* [Do this]: All of the material below is to be repeated exactly.
- - - - - - -
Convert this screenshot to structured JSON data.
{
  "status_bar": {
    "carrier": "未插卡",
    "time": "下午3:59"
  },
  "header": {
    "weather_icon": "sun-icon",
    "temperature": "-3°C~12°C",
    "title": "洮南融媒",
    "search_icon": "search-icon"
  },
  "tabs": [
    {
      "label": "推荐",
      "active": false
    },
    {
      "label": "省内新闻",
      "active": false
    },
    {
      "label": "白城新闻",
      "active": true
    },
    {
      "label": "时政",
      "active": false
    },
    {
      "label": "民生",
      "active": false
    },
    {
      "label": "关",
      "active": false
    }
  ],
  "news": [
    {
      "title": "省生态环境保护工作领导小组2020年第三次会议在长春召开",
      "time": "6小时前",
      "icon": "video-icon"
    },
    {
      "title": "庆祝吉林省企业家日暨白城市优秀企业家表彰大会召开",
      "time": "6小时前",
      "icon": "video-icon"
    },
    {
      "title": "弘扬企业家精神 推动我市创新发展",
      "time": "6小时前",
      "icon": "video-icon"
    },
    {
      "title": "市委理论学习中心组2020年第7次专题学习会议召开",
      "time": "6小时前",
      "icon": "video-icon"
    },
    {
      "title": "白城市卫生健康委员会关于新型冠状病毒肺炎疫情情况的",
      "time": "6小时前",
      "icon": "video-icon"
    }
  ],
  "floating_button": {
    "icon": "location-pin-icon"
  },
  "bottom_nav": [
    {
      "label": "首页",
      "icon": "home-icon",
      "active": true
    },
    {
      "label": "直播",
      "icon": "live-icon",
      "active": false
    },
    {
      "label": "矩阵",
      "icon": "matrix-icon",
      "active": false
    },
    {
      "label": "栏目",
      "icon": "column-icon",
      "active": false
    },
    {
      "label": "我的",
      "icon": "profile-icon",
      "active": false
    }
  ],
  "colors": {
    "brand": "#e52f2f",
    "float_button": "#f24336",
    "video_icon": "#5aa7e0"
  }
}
- - - - - - -
* [Exercise response]:
Convert this screenshot to structured JSON data.
{
  "status_bar": {
    "carrier": "未插卡",
    "time": "下午3:59"
  },
  "header": {
    "weather_icon": "sun-icon",
    "temperature": "-3°C~12°C",
    "title": "洮南融媒",
    "search_icon": "search-icon"
  },
  "tabs": [
    {
      "label": "推荐",
      "active": false
    },
    {
      "label": "省内新闻",
      "active": false
    },
    {
      "label": "白城新闻",
      "active": true
    },
    {
      "label": "时政",
      "active": false
    },
    {
      "label": "民生",
      "active": false
    },
    {
      "label": "关",
      "active": false
    }
  ],
  "news": [
    {
      "title": "省生态环境保护工作领导小组2020年第三次会议在长春召开",
      "time": "6小时前",
      "icon": "video-icon"
    },
    {
      "title": "庆祝吉林省企业家日暨白城市优秀企业家表彰大会召开",
      "time": "6小时前",
      "icon": "video-icon"
    },
    {
      "title": "弘扬企业家精神 推动我市创新发展",
      "time": "6小时前",
      "icon": "video-icon"
    },
    {
      "title": "市委理论学习中心组2020年第7次专题学习会议召开",
      "time": "6小时前",
      "icon": "video-icon"
    },
    {
      "title": "白城市卫生健康委员会关于新型冠状病毒肺炎疫情情况的",
      "time": "6小时前",
      "icon": "video-icon"
    }
  ],
  "floating_button": {
    "icon": "location-pin-icon"
  },
  "bottom_nav": [
    {
      "label": "首页",
      "icon": "home-icon",
      "active": true
    },
    {
      "label": "直播",
      "icon": "live-icon",
      "active": false
    },
    {
      "label": "矩阵",
      "icon": "matrix-icon",
      "active": false
    },
    {
      "label": "栏目",
      "icon": "column-icon",
      "active": false
    },
    {
      "label": "我的",
      "icon": "profile-icon",
      "active": false
    }
  ],
  "colors": {
    "brand": "#e52f2f",
    "float_button": "#f24336",
    "video_icon": "#5aa7e0"
  }
}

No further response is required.